**Exercise requirements**
Gather the lines that hold the string "gear".

**Records to use**
= = = =
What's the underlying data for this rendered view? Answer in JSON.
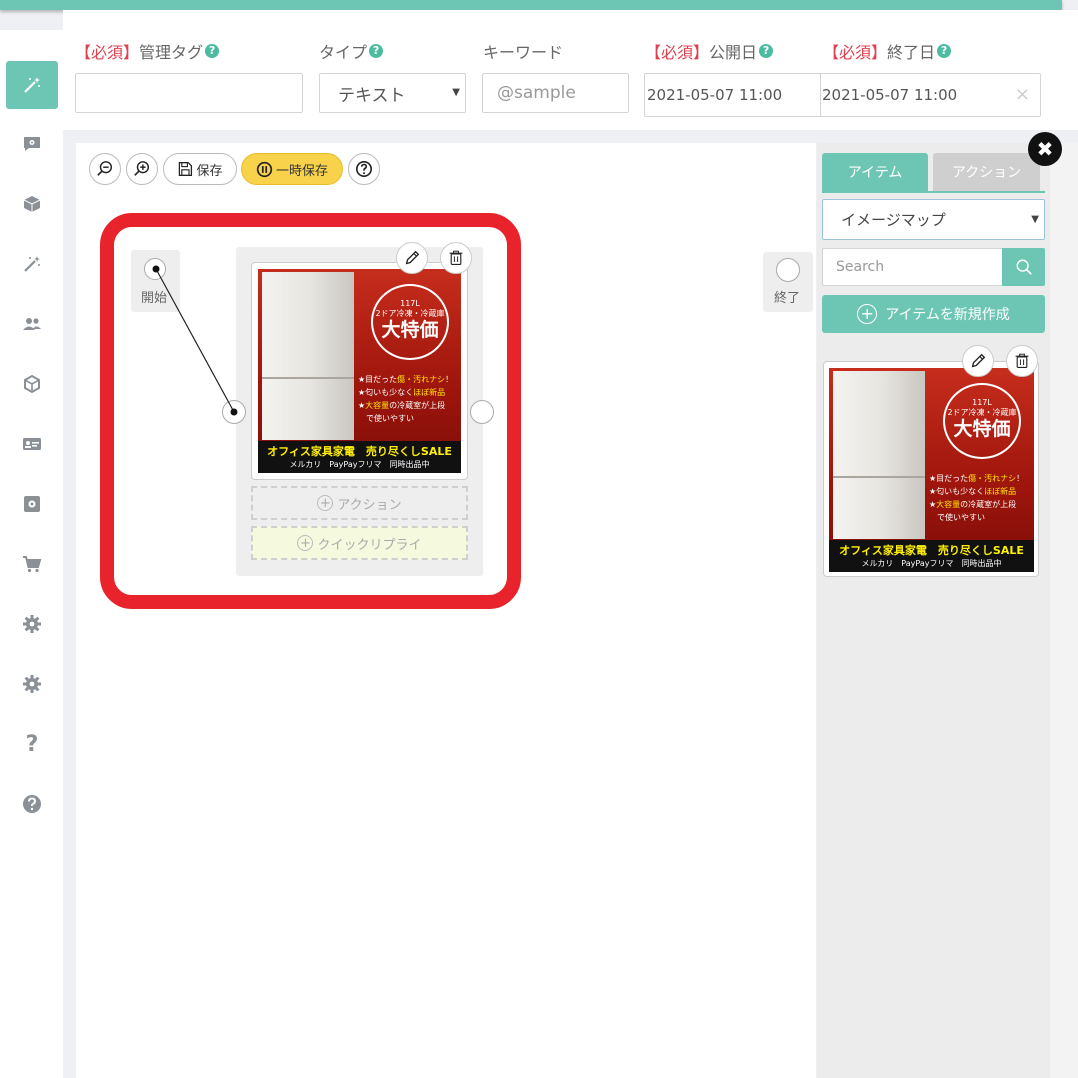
{
  "header": {
    "required_mark": "【必須】",
    "tag_label": "管理タグ",
    "type_label": "タイプ",
    "type_value": "テキスト",
    "keyword_label": "キーワード",
    "keyword_placeholder": "@sample",
    "publish_label": "公開日",
    "publish_value": "2021-05-07 11:00",
    "end_label": "終了日",
    "end_value": "2021-05-07 11:00",
    "clear_glyph": "×",
    "help_glyph": "?"
  },
  "toolbar": {
    "save_label": "保存",
    "temp_save_label": "一時保存"
  },
  "flow": {
    "start_label": "開始",
    "end_label": "終了",
    "action_label": "アクション",
    "quick_reply_label": "クイックリプライ",
    "plus_glyph": "+"
  },
  "ad": {
    "bubble_line1": "117L",
    "bubble_line2": "2ドア冷凍・冷蔵庫",
    "bubble_main": "大特価",
    "bullet1_pre": "★目だった",
    "bullet1_hl": "傷・汚れナシ",
    "bullet1_post": "！",
    "bullet2_pre": "★匂いも少なく",
    "bullet2_hl": "ほぼ新品",
    "bullet3_pre": "★",
    "bullet3_hl": "大容量",
    "bullet3_post": "の冷蔵室が上段",
    "bullet3_line2": "で使いやすい",
    "footer_main": "オフィス家具家電　売り尽くしSALE",
    "footer_sub": "メルカリ　PayPayフリマ　同時出品中"
  },
  "panel": {
    "tab_items": "アイテム",
    "tab_actions": "アクション",
    "select_value": "イメージマップ",
    "search_placeholder": "Search",
    "new_item_label": "アイテムを新規作成",
    "close_glyph": "✖"
  },
  "sidebar": {
    "items": [
      {
        "icon": "magic-wand-icon",
        "active": true
      },
      {
        "icon": "chat-gear-icon",
        "active": false
      },
      {
        "icon": "box-icon",
        "active": false
      },
      {
        "icon": "magic-wand-icon",
        "active": false
      },
      {
        "icon": "users-icon",
        "active": false
      },
      {
        "icon": "cube-icon",
        "active": false
      },
      {
        "icon": "id-card-icon",
        "active": false
      },
      {
        "icon": "gear-box-icon",
        "active": false
      },
      {
        "icon": "cart-icon",
        "active": false
      },
      {
        "icon": "gear-icon",
        "active": false
      },
      {
        "icon": "gear-icon",
        "active": false
      },
      {
        "icon": "question-icon",
        "active": false
      },
      {
        "icon": "help-circle-icon",
        "active": false
      }
    ],
    "question_glyph": "?"
  },
  "colors": {
    "accent": "#6dc6b4",
    "required": "#e04050",
    "highlight": "#e8232b",
    "temp_save": "#f7d24a",
    "icon_gray": "#8a9095"
  }
}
= = = =
**Reply**
        "icon": "chat-gear-icon",
        "icon": "gear-box-icon",
        "icon": "gear-icon",
        "icon": "gear-icon",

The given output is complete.